Records contained in a dataset:
########################################

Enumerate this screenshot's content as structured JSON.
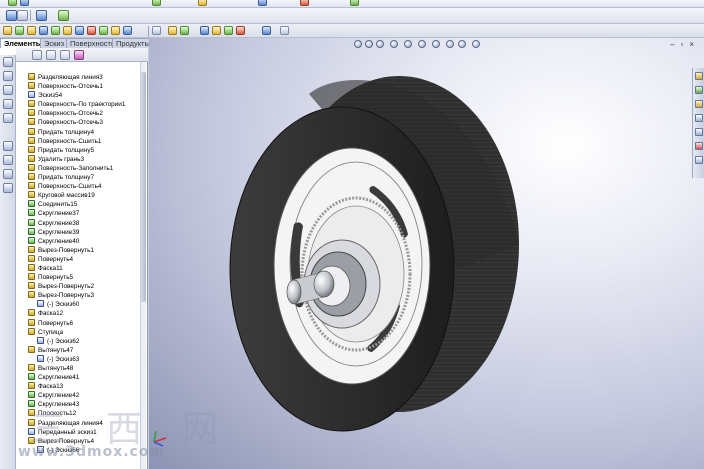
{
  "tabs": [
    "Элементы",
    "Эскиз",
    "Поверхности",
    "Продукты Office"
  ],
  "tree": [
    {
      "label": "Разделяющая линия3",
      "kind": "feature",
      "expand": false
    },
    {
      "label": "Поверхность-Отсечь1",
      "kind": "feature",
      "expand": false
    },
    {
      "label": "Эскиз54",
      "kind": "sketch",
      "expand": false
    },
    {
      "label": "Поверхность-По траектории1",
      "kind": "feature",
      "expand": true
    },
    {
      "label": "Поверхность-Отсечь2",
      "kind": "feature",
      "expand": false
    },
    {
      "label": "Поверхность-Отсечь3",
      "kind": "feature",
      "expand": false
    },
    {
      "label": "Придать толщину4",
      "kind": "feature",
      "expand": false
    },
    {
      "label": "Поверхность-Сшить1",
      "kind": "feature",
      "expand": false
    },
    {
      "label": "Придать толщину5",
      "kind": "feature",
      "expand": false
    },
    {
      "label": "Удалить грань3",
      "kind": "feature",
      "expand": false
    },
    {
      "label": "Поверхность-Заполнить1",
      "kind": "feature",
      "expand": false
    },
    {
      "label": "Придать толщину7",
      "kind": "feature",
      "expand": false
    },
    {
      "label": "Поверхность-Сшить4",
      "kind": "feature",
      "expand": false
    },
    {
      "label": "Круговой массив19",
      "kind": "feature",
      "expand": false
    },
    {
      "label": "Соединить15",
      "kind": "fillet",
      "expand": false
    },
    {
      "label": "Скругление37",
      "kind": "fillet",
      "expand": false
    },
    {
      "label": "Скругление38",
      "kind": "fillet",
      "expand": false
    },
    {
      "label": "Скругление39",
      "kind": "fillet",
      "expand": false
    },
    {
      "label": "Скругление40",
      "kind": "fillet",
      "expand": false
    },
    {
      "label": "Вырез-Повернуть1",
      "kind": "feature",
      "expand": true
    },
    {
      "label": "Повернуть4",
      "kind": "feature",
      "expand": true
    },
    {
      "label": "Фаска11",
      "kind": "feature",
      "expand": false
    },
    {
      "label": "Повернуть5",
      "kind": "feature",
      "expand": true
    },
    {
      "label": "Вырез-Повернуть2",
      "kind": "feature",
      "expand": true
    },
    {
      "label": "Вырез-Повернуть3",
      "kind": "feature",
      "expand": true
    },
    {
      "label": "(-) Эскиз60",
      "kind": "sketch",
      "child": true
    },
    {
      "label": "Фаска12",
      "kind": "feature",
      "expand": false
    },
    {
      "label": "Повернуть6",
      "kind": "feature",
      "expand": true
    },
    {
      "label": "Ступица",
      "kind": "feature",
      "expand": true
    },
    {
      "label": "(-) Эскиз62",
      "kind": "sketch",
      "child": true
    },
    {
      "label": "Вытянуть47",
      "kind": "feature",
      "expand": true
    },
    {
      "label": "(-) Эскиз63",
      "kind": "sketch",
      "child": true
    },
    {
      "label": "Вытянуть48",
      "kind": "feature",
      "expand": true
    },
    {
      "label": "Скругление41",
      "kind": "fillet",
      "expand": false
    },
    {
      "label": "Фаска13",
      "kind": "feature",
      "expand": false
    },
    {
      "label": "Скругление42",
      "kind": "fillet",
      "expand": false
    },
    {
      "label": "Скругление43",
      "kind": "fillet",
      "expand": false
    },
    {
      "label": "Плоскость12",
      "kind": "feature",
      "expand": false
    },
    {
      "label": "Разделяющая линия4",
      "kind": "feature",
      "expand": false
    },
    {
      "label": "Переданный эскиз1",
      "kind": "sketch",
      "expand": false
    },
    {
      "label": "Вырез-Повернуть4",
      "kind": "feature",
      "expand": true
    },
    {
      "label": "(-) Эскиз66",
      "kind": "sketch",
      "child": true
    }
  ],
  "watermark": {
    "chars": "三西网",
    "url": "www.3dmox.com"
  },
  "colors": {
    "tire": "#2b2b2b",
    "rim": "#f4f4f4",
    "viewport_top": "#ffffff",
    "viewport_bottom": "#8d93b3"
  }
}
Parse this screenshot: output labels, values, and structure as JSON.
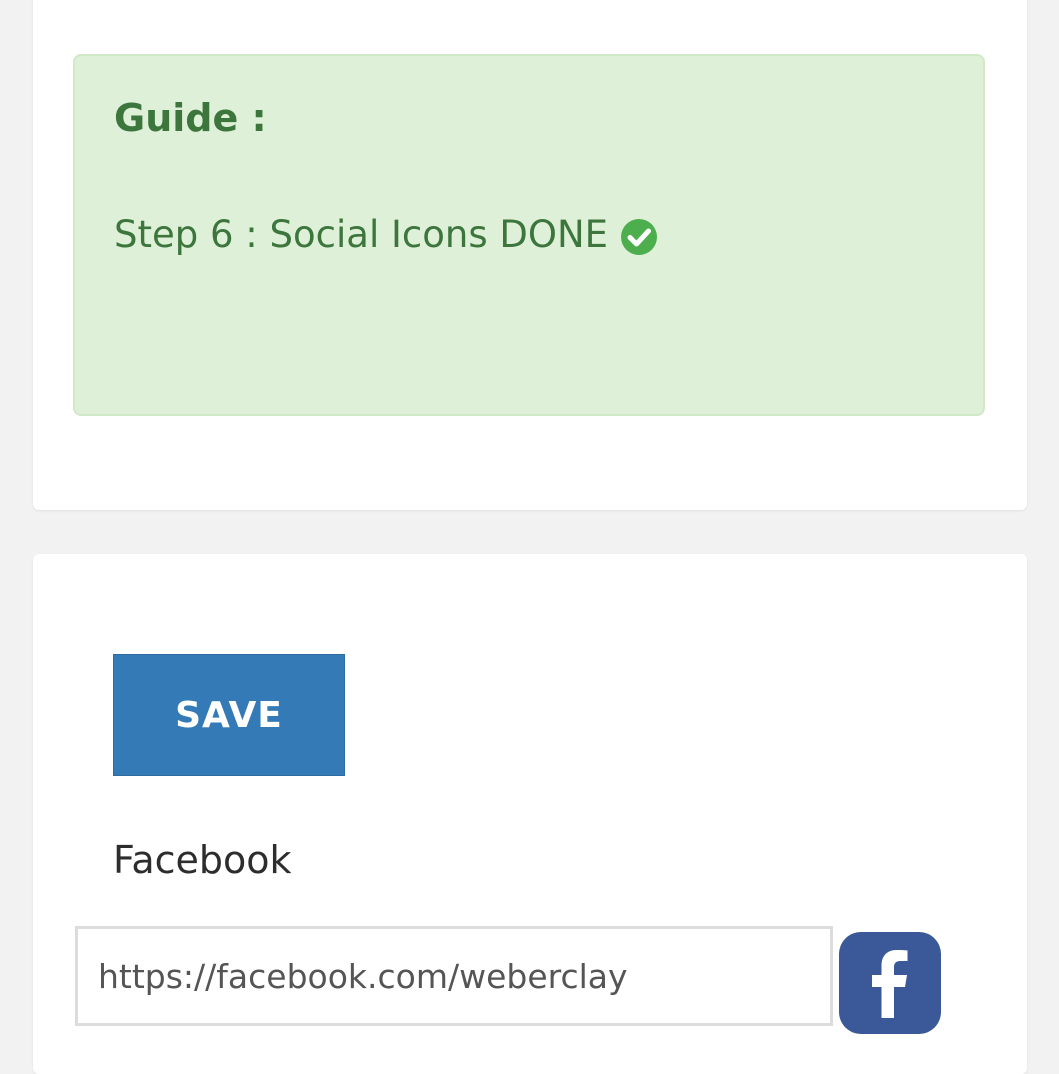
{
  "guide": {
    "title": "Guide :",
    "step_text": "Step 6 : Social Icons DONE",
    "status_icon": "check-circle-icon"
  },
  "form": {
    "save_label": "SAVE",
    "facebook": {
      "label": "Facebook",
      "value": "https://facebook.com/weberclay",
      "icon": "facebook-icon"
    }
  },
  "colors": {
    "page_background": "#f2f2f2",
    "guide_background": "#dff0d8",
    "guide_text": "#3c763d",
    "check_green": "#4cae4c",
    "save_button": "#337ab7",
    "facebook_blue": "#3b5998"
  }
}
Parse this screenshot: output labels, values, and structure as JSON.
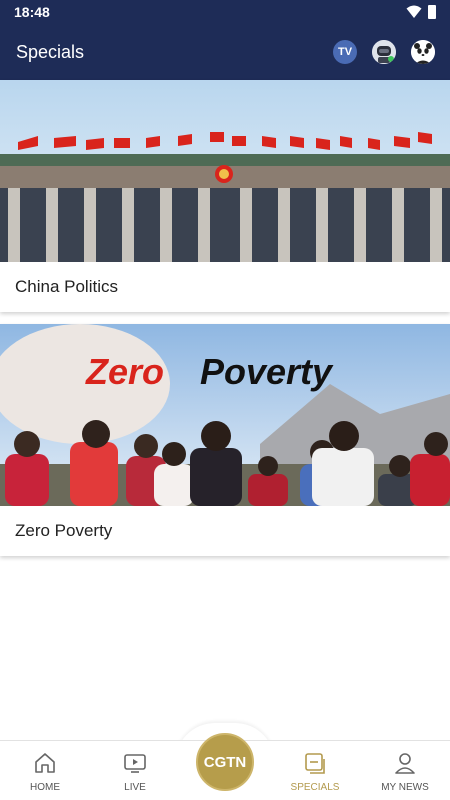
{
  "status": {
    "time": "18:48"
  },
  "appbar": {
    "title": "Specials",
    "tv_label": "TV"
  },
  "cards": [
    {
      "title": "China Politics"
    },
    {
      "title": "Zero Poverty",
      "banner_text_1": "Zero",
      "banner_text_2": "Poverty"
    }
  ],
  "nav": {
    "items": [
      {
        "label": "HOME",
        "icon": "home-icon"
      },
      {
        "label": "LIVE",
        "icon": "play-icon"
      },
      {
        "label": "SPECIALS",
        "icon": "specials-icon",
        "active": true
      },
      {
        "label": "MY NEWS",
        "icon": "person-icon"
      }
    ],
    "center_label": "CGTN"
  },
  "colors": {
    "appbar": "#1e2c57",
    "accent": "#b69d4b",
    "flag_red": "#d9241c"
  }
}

########################################

WHAT IS NEEDED =
Find the string "Придать" in the records, then copy each line where it occurs.

COMPLETED EXERCISE =
      "label": "Придать толщину4",
      "label": "Придать толщину5",
      "label": "Придать толщину7",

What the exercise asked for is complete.